(Task brief):
Extract every record, exactly as written, and ignore the pictures.

(Saved entries)
+ + + + +

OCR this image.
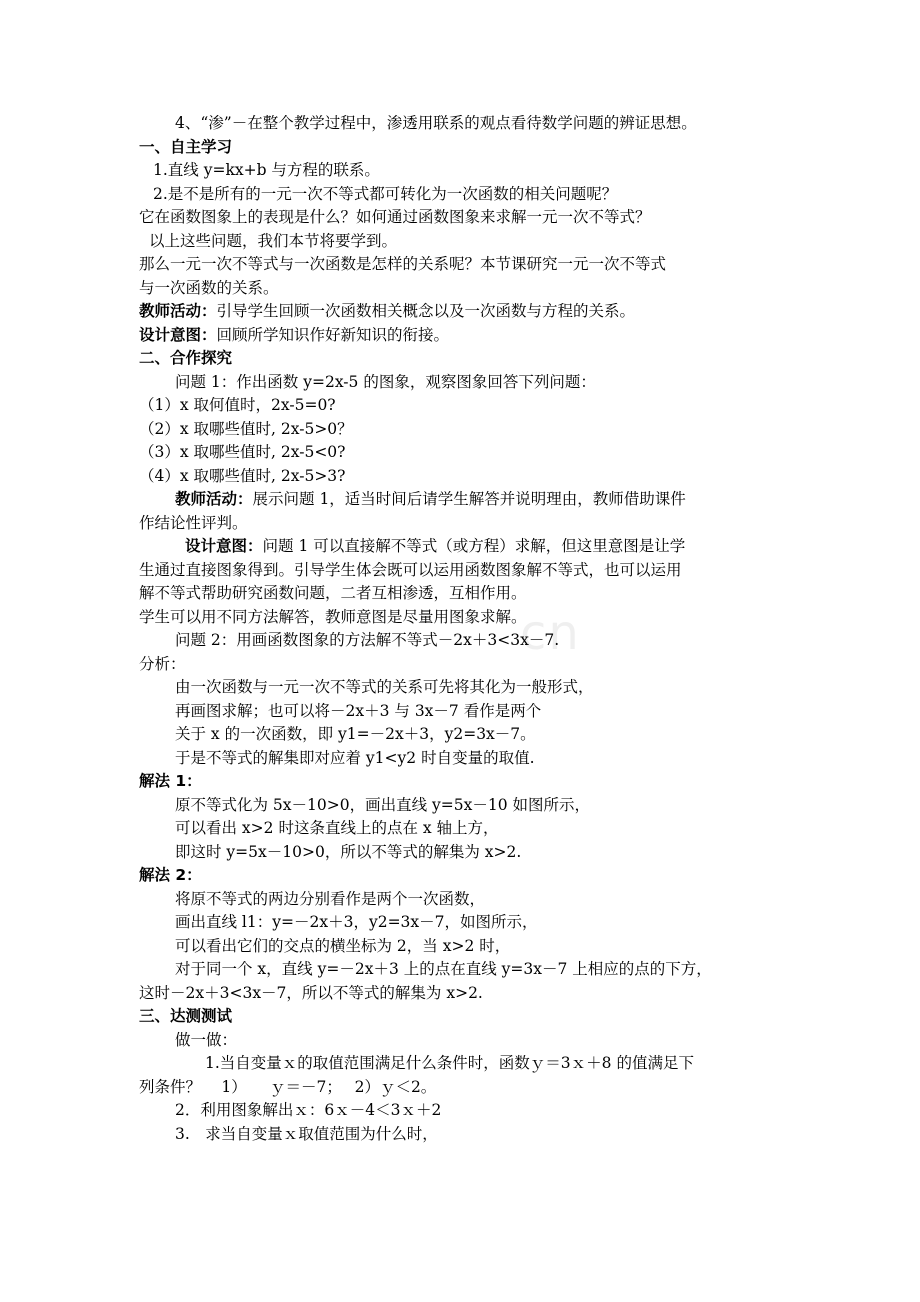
cn
4、“渗”－在整个教学过程中，渗透用联系的观点看待数学问题的辨证思想。
一、自主学习
1.直线 y=kx+b 与方程的联系。
2.是不是所有的一元一次不等式都可转化为一次函数的相关问题呢？
它在函数图象上的表现是什么？如何通过函数图象来求解一元一次不等式？
以上这些问题，我们本节将要学到。
那么一元一次不等式与一次函数是怎样的关系呢？本节课研究一元一次不等式
与一次函数的关系。
教师活动：引导学生回顾一次函数相关概念以及一次函数与方程的关系。
设计意图：回顾所学知识作好新知识的衔接。
二、合作探究
问题 1：作出函数 y=2x-5 的图象，观察图象回答下列问题：
（1）x 取何值时，2x-5=0?
（2）x 取哪些值时, 2x-5>0？
（3）x 取哪些值时, 2x-5<0?
（4）x 取哪些值时, 2x-5>3?
教师活动：展示问题 1，适当时间后请学生解答并说明理由，教师借助课件
作结论性评判。
设计意图：问题 1 可以直接解不等式（或方程）求解，但这里意图是让学
生通过直接图象得到。引导学生体会既可以运用函数图象解不等式，也可以运用
解不等式帮助研究函数问题，二者互相渗透，互相作用。
学生可以用不同方法解答，教师意图是尽量用图象求解。
问题 2：用画函数图象的方法解不等式－2x＋3<3x－7.
分析：
由一次函数与一元一次不等式的关系可先将其化为一般形式，
再画图求解；也可以将－2x＋3 与 3x－7 看作是两个
关于 x 的一次函数，即 y1=－2x＋3，y2=3x－7。
于是不等式的解集即对应着 y1<y2 时自变量的取值.
解法 1：
原不等式化为 5x－10>0，画出直线 y=5x－10 如图所示，
可以看出 x>2 时这条直线上的点在 x 轴上方，
即这时 y=5x－10>0，所以不等式的解集为 x>2.
解法 2：
将原不等式的两边分别看作是两个一次函数，
画出直线 l1：y=－2x＋3，y2=3x－7，如图所示，
可以看出它们的交点的横坐标为 2，当 x>2 时，
对于同一个 x，直线 y=－2x＋3 上的点在直线 y=3x－7 上相应的点的下方，
这时－2x＋3<3x－7，所以不等式的解集为 x>2.
三、达测测试
做一做：
1.当自变量ｘ的取值范围满足什么条件时，函数ｙ＝3ｘ＋8 的值满足下
列条件？　 1）　　ｙ＝－7；　 2）ｙ＜2。
2．利用图象解出ｘ：6ｘ－4＜3ｘ＋2
3.　求当自变量ｘ取值范围为什么时，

+ + + + +

(Exercise result):
OCR this image.
cn
4、“渗”－在整个教学过程中，渗透用联系的观点看待数学问题的辨证思想。
一、自主学习
1.直线 y=kx+b 与方程的联系。
2.是不是所有的一元一次不等式都可转化为一次函数的相关问题呢？
它在函数图象上的表现是什么？如何通过函数图象来求解一元一次不等式？
以上这些问题，我们本节将要学到。
那么一元一次不等式与一次函数是怎样的关系呢？本节课研究一元一次不等式
与一次函数的关系。
教师活动：引导学生回顾一次函数相关概念以及一次函数与方程的关系。
设计意图：回顾所学知识作好新知识的衔接。
二、合作探究
问题 1：作出函数 y=2x-5 的图象，观察图象回答下列问题：
（1）x 取何值时，2x-5=0?
（2）x 取哪些值时, 2x-5>0？
（3）x 取哪些值时, 2x-5<0?
（4）x 取哪些值时, 2x-5>3?
教师活动：展示问题 1，适当时间后请学生解答并说明理由，教师借助课件
作结论性评判。
设计意图：问题 1 可以直接解不等式（或方程）求解，但这里意图是让学
生通过直接图象得到。引导学生体会既可以运用函数图象解不等式，也可以运用
解不等式帮助研究函数问题，二者互相渗透，互相作用。
学生可以用不同方法解答，教师意图是尽量用图象求解。
问题 2：用画函数图象的方法解不等式－2x＋3<3x－7.
分析：
由一次函数与一元一次不等式的关系可先将其化为一般形式，
再画图求解；也可以将－2x＋3 与 3x－7 看作是两个
关于 x 的一次函数，即 y1=－2x＋3，y2=3x－7。
于是不等式的解集即对应着 y1<y2 时自变量的取值.
解法 1：
原不等式化为 5x－10>0，画出直线 y=5x－10 如图所示，
可以看出 x>2 时这条直线上的点在 x 轴上方，
即这时 y=5x－10>0，所以不等式的解集为 x>2.
解法 2：
将原不等式的两边分别看作是两个一次函数，
画出直线 l1：y=－2x＋3，y2=3x－7，如图所示，
可以看出它们的交点的横坐标为 2，当 x>2 时，
对于同一个 x，直线 y=－2x＋3 上的点在直线 y=3x－7 上相应的点的下方，
这时－2x＋3<3x－7，所以不等式的解集为 x>2.
三、达测测试
做一做：
1.当自变量ｘ的取值范围满足什么条件时，函数ｙ＝3ｘ＋8 的值满足下
列条件？　 1）　　ｙ＝－7；　 2）ｙ＜2。
2．利用图象解出ｘ：6ｘ－4＜3ｘ＋2
3.　求当自变量ｘ取值范围为什么时，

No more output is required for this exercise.